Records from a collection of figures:
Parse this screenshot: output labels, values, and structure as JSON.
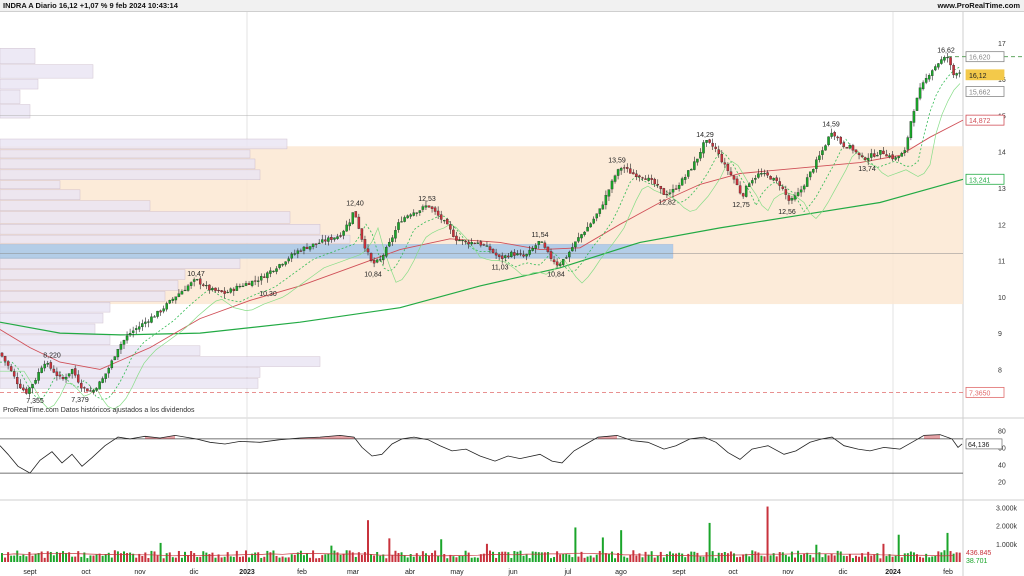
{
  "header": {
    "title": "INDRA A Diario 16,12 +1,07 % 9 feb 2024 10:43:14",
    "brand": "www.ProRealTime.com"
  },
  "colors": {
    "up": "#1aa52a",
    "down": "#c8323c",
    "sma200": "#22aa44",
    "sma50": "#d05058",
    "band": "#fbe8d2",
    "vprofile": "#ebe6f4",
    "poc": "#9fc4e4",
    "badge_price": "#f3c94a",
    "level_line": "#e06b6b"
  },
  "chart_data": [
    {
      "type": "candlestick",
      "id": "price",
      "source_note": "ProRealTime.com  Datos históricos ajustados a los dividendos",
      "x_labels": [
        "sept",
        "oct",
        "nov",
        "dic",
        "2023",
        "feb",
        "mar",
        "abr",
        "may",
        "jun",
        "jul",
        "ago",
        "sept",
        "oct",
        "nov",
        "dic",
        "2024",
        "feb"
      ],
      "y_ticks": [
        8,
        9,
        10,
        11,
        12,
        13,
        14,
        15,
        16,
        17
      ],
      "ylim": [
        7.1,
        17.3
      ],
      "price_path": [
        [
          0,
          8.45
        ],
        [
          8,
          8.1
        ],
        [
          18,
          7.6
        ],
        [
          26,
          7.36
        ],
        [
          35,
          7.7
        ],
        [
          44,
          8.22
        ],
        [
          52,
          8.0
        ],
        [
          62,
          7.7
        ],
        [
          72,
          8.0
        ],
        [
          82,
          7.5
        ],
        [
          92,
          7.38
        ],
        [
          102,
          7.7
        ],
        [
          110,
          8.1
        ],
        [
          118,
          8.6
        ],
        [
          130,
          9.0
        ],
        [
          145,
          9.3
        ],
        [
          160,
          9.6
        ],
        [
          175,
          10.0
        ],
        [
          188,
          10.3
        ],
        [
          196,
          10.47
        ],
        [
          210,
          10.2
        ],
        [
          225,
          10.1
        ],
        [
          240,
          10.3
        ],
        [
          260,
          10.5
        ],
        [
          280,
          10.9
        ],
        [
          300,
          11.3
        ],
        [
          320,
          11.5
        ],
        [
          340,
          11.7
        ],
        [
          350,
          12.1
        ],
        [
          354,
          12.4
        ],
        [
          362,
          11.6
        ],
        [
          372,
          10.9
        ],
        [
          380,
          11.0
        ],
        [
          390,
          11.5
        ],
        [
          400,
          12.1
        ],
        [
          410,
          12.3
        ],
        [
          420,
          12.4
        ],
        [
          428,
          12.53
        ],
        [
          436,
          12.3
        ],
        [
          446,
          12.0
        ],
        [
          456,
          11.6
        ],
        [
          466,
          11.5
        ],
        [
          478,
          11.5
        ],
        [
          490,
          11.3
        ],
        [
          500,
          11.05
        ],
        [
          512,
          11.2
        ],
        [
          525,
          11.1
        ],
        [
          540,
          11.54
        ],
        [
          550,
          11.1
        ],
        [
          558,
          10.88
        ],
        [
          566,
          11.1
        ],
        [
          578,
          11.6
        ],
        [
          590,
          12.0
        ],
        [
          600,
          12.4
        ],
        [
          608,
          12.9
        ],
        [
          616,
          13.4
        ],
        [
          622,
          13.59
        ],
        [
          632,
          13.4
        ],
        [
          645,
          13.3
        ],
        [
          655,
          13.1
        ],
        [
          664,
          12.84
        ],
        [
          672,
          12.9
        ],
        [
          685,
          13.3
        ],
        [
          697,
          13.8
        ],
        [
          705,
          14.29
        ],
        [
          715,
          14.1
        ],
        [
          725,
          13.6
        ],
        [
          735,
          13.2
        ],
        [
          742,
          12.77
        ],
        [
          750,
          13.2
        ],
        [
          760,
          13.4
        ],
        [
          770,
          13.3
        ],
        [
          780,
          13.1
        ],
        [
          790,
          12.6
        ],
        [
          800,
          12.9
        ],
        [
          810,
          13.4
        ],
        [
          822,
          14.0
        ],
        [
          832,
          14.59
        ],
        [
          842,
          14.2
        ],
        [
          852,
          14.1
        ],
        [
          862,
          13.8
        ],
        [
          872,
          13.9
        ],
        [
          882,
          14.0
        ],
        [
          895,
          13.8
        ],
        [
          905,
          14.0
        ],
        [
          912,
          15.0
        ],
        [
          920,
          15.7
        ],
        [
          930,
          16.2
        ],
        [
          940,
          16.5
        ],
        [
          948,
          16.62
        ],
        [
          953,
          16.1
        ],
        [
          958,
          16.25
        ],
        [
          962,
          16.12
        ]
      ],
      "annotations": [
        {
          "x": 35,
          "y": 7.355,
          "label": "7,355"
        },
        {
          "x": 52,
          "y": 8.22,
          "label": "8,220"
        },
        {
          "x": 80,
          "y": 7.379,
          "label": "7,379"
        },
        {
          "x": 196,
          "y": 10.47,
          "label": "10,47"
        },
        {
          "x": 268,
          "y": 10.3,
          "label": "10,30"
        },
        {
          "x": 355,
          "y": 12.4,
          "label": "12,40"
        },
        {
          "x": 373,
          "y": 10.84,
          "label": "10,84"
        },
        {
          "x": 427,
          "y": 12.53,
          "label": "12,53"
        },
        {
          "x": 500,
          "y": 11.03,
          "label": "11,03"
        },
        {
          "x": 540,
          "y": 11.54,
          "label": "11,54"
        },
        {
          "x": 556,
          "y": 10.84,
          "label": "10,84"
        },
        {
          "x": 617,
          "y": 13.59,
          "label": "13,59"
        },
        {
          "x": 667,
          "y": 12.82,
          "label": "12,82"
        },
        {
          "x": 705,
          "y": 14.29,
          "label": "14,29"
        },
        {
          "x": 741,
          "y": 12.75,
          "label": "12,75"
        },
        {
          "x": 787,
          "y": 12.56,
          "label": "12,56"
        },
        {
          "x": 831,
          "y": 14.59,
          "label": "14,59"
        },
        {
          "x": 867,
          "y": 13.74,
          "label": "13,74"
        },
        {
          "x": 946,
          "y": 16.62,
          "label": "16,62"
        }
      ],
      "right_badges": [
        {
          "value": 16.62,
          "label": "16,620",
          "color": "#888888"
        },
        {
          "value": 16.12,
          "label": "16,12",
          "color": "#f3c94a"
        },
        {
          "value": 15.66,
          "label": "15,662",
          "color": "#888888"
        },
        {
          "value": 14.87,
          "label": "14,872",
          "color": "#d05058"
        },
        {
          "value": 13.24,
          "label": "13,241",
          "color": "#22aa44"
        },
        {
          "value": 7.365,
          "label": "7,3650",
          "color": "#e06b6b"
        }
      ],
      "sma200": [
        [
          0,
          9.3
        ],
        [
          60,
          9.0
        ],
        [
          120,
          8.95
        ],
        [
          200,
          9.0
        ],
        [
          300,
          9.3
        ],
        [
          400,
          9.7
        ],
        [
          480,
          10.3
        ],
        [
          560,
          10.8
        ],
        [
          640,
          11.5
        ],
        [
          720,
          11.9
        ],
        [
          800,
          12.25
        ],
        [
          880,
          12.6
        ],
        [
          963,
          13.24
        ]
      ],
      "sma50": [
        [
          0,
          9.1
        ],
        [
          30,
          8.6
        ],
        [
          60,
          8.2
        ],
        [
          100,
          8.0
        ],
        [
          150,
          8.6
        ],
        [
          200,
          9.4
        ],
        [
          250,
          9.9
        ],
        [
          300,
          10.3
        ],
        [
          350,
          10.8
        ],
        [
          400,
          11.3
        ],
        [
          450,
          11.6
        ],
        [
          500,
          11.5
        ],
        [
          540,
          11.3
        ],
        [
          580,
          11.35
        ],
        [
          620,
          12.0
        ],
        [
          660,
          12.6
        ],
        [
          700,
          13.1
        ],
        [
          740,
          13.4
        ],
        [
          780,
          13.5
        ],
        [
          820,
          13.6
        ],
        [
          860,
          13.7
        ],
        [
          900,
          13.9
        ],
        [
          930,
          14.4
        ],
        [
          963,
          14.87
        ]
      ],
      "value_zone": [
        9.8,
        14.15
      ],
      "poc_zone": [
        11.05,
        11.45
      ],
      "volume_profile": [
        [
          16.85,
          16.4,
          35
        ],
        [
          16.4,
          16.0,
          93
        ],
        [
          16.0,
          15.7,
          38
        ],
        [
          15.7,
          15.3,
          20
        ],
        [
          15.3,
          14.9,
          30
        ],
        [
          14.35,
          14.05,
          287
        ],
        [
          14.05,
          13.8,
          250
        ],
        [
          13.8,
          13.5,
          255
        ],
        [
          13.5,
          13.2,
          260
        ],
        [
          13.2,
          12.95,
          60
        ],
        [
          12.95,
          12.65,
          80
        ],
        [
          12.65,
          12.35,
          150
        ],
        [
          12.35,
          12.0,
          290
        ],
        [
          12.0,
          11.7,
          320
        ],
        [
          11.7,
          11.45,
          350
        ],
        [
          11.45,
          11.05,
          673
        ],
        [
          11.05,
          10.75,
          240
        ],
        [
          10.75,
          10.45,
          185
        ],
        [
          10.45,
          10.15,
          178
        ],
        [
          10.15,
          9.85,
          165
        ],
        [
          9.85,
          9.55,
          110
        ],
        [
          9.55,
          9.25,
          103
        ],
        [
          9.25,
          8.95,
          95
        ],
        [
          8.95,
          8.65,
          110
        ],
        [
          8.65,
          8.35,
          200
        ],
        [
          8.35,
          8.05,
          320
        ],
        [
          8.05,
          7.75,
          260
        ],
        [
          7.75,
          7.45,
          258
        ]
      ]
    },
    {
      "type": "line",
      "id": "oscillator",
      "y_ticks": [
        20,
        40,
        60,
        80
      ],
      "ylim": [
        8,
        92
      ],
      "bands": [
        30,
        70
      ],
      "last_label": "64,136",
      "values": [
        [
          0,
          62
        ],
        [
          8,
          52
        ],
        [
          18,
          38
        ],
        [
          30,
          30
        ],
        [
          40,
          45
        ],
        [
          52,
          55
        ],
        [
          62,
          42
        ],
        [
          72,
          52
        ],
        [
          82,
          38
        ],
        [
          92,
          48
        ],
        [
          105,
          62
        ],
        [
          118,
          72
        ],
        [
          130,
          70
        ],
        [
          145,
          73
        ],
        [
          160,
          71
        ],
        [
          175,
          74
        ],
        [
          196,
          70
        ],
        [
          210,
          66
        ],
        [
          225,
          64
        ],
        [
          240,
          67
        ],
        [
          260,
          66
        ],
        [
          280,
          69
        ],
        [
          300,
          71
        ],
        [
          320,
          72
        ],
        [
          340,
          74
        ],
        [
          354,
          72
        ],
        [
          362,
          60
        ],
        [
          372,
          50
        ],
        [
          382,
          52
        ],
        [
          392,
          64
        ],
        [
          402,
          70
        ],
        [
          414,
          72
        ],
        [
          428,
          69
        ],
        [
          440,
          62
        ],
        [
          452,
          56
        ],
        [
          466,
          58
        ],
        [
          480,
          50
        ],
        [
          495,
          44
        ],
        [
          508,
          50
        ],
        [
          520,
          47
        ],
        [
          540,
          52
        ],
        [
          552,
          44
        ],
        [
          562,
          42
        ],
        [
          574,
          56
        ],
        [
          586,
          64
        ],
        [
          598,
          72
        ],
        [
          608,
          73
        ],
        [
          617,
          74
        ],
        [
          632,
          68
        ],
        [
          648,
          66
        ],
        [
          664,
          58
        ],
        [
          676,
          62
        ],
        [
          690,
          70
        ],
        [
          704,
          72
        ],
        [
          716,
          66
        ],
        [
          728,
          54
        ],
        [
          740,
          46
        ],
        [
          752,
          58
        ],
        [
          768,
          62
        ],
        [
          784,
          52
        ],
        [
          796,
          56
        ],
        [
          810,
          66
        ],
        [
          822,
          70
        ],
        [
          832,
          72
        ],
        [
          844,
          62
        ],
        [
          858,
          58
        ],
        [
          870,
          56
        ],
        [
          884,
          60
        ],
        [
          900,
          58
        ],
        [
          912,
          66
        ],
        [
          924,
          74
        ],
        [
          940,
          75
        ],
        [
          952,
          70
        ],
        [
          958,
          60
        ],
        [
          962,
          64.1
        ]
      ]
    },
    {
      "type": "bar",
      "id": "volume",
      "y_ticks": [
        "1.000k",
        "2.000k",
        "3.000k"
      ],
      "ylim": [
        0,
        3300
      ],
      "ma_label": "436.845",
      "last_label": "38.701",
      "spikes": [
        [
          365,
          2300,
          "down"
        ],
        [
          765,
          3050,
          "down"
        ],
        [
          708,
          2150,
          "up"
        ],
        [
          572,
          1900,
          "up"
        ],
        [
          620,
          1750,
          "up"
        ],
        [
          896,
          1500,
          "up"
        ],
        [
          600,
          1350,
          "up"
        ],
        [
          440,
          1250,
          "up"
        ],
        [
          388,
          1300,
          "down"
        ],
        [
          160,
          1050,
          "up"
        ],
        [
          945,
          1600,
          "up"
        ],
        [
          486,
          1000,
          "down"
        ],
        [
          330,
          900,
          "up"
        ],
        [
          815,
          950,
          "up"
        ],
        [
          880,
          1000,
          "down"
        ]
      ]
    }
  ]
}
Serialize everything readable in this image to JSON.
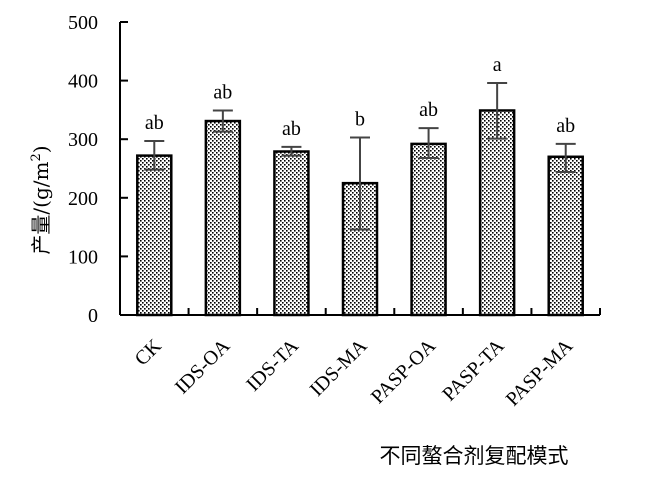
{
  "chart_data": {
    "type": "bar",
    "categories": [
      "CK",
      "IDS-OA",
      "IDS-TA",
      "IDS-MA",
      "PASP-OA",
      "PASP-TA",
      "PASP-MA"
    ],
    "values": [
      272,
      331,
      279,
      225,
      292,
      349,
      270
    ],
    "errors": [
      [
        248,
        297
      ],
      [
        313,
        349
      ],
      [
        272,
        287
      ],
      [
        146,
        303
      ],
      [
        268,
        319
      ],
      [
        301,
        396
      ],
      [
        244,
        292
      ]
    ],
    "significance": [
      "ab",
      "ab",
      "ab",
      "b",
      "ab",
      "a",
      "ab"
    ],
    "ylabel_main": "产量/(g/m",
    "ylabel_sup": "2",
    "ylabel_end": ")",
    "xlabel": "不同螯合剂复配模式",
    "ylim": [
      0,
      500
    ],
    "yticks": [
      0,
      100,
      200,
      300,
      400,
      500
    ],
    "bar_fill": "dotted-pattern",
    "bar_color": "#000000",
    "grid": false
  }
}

**Work required:**
Extract, from the listing above, every line where the string "type" occurs.

**Output of the exercise:**
      "type": "candlestick",
      "type": "line",
      "type": "bar",
    "type": "bar",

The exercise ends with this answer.